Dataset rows
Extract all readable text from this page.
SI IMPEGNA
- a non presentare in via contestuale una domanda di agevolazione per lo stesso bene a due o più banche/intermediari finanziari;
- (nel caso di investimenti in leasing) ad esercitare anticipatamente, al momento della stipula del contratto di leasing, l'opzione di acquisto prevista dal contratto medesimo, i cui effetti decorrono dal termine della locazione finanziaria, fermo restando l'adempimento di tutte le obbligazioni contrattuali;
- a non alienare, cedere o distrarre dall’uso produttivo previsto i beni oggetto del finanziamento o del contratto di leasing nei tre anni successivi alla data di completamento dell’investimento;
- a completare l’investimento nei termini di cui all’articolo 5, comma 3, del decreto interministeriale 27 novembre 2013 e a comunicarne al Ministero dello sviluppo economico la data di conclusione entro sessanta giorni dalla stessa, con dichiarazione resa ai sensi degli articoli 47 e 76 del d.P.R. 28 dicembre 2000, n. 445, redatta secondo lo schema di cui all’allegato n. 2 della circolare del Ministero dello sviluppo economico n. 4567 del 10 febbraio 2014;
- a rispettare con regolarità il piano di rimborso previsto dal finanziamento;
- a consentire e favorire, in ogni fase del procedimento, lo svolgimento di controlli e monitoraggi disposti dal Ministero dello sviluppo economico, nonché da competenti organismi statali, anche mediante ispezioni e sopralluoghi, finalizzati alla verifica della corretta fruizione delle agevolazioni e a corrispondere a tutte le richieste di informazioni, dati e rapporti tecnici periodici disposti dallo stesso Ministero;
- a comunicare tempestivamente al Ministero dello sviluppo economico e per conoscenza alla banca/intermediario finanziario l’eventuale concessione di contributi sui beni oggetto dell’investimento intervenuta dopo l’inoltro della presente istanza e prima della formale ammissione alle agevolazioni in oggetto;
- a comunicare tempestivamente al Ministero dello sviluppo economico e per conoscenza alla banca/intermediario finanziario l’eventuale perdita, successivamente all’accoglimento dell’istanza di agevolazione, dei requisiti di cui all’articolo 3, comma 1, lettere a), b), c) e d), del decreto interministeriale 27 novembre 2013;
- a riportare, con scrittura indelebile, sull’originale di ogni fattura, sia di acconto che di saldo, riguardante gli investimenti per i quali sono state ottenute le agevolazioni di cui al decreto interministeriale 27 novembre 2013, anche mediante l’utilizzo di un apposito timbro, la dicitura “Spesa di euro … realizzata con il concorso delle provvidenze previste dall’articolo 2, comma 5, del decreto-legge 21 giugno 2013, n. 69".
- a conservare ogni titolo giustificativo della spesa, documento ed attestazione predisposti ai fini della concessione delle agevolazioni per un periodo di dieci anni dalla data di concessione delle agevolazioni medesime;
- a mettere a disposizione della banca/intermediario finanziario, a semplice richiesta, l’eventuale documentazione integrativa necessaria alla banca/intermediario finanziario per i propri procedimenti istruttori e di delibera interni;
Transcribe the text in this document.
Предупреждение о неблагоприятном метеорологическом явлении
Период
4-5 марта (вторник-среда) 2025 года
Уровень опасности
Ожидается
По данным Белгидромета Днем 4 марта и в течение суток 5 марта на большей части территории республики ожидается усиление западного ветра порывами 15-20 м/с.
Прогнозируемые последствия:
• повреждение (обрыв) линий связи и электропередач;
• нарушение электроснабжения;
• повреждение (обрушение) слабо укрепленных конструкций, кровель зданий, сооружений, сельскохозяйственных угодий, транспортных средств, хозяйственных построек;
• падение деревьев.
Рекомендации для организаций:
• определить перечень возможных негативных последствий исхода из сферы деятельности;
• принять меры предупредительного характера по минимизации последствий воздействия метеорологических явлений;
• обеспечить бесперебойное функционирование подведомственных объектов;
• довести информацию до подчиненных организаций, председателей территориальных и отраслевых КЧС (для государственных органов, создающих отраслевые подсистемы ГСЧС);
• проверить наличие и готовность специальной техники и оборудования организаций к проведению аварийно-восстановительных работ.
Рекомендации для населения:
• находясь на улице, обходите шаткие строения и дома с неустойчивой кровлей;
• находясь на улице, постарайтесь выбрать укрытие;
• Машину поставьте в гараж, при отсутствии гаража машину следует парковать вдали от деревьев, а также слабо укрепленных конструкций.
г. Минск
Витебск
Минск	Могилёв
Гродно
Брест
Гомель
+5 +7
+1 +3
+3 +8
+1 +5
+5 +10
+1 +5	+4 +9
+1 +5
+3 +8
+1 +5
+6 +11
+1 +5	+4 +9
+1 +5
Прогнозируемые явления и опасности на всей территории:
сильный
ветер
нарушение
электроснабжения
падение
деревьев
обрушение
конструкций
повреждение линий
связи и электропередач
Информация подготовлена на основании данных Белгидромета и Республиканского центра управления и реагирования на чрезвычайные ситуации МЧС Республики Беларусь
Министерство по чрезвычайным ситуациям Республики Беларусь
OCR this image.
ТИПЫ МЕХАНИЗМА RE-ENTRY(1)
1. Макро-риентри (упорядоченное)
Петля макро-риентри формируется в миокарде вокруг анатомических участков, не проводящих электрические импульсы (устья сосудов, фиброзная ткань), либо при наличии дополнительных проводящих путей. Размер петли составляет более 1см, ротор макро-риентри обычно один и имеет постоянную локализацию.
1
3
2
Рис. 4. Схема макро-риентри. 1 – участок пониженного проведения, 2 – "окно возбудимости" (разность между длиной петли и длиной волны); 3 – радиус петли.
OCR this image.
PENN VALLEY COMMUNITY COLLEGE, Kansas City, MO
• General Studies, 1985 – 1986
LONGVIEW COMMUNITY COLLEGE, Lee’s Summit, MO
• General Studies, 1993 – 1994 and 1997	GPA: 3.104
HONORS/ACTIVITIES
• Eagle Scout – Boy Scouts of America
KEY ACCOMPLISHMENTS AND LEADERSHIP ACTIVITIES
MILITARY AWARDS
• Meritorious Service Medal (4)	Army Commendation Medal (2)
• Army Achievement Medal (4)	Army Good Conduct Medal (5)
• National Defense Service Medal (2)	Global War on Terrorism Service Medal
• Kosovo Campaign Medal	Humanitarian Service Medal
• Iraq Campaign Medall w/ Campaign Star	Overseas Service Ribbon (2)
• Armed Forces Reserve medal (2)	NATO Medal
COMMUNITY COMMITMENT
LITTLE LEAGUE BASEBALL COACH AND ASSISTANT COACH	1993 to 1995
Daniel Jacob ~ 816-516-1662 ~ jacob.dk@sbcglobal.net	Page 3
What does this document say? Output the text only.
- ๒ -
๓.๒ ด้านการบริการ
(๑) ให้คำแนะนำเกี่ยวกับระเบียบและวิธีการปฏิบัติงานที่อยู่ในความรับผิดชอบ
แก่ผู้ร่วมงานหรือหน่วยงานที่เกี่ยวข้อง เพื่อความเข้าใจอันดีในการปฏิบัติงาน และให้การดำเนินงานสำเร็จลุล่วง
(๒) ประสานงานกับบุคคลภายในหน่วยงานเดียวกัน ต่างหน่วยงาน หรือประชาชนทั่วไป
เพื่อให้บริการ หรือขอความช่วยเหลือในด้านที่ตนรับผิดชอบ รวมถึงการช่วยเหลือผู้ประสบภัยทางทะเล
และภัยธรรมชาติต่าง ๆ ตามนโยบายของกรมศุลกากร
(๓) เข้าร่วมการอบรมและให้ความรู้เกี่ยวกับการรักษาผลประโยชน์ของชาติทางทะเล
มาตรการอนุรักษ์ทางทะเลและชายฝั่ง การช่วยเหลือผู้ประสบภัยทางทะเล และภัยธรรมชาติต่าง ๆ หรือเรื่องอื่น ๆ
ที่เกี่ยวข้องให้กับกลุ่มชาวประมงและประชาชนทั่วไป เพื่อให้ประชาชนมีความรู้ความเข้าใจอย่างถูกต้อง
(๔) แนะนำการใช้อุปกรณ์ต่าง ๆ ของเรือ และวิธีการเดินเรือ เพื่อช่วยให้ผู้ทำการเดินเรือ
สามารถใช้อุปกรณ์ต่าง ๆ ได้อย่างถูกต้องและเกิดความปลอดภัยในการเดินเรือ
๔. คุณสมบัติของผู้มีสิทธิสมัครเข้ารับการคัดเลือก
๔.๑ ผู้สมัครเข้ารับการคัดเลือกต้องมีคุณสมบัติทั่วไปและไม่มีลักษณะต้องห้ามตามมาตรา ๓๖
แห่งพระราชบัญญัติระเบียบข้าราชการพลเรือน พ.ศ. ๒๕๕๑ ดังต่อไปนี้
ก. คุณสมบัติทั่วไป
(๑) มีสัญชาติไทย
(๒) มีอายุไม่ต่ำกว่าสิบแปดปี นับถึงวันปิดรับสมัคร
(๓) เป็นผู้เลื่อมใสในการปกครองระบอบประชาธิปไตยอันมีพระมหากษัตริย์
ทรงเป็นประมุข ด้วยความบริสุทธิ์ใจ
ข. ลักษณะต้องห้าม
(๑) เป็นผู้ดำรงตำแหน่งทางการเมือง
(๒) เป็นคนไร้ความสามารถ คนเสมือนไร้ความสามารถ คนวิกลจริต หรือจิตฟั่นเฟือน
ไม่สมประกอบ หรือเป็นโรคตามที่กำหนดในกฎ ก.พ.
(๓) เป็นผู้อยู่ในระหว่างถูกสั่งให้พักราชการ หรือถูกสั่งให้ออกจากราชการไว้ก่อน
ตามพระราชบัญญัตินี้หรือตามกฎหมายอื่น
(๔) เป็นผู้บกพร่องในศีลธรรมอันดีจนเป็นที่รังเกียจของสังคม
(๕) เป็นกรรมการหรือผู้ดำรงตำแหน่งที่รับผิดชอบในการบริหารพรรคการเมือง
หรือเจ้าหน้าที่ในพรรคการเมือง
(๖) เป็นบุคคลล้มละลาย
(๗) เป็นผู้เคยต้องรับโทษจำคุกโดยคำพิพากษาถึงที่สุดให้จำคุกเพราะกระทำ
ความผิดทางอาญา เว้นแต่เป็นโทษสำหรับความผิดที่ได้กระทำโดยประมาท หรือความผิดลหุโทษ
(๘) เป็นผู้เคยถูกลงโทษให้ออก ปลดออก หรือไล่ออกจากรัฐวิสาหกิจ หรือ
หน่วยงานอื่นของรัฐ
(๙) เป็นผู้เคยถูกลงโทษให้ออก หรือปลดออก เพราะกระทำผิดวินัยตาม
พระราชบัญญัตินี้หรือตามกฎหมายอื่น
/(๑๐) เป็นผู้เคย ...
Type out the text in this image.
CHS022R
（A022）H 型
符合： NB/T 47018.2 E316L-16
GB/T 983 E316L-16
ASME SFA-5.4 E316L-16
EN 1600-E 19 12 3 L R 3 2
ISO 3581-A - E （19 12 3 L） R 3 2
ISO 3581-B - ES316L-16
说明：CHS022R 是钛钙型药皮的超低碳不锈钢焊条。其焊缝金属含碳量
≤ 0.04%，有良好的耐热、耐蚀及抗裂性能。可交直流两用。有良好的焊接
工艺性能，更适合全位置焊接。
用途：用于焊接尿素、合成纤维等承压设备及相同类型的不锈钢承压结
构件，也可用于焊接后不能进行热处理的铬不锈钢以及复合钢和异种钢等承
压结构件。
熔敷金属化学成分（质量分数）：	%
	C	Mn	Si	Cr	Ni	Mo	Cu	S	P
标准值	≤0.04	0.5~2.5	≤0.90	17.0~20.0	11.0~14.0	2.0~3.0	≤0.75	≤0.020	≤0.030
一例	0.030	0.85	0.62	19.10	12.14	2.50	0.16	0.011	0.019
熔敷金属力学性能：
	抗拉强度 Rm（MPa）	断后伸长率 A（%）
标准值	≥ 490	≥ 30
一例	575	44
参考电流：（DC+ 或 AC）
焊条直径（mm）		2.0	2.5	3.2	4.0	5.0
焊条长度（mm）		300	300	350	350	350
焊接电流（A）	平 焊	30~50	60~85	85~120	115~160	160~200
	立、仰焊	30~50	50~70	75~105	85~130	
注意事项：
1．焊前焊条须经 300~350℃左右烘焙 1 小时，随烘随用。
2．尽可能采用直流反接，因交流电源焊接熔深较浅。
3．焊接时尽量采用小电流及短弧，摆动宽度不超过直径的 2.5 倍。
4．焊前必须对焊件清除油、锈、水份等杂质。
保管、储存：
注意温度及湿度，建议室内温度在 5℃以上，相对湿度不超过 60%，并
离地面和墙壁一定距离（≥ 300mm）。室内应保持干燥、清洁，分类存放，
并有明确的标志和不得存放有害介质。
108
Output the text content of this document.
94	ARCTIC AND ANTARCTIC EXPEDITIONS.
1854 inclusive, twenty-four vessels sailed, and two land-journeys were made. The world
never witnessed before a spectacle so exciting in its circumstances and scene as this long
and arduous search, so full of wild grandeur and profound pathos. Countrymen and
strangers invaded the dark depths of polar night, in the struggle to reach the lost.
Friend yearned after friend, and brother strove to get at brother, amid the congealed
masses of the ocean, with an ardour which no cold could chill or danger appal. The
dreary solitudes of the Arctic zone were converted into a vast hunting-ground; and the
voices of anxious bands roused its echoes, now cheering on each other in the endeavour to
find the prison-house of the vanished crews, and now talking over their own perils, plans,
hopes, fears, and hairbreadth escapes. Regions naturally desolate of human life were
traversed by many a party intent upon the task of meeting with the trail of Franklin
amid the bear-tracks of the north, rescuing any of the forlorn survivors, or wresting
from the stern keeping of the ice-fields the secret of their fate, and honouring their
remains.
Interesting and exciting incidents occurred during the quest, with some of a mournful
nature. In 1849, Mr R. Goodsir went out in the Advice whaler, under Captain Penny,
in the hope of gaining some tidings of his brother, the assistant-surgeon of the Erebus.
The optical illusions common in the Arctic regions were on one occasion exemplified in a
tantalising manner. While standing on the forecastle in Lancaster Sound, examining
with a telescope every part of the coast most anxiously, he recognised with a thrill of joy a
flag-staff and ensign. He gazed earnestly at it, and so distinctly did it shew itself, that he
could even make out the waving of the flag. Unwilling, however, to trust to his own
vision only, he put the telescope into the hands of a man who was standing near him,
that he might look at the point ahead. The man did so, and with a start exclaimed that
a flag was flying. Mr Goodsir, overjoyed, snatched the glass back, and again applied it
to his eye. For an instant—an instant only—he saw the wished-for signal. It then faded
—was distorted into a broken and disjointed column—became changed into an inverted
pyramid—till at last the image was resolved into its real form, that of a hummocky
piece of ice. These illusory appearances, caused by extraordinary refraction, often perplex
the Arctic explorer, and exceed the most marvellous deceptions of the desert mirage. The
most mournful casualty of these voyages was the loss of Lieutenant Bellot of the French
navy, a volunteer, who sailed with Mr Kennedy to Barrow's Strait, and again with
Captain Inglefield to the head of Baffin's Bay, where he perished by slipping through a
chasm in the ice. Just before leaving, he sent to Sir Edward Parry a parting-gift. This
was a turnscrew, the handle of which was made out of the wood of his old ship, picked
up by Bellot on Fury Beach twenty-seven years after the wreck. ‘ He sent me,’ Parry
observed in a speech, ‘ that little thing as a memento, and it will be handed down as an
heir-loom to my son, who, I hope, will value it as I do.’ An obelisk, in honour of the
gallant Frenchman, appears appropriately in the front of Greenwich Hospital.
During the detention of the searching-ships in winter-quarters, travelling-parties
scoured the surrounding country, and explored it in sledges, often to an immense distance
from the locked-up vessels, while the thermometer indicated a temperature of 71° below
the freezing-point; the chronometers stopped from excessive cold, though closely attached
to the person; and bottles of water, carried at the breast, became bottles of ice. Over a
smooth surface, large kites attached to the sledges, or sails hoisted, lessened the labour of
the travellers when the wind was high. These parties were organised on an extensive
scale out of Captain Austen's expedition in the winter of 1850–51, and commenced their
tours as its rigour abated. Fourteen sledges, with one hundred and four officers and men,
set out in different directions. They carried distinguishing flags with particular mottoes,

▶ **Instructions to follow**
Find the word "only" in the records and pull out each line that has it.

▶ **Exercise solution**
What does this document say? Output the text only.
vision only, he put the telescope into the hands of a man who was standing near him,
to his eye. For an instant—an instant only—he saw the wished-for signal. It then faded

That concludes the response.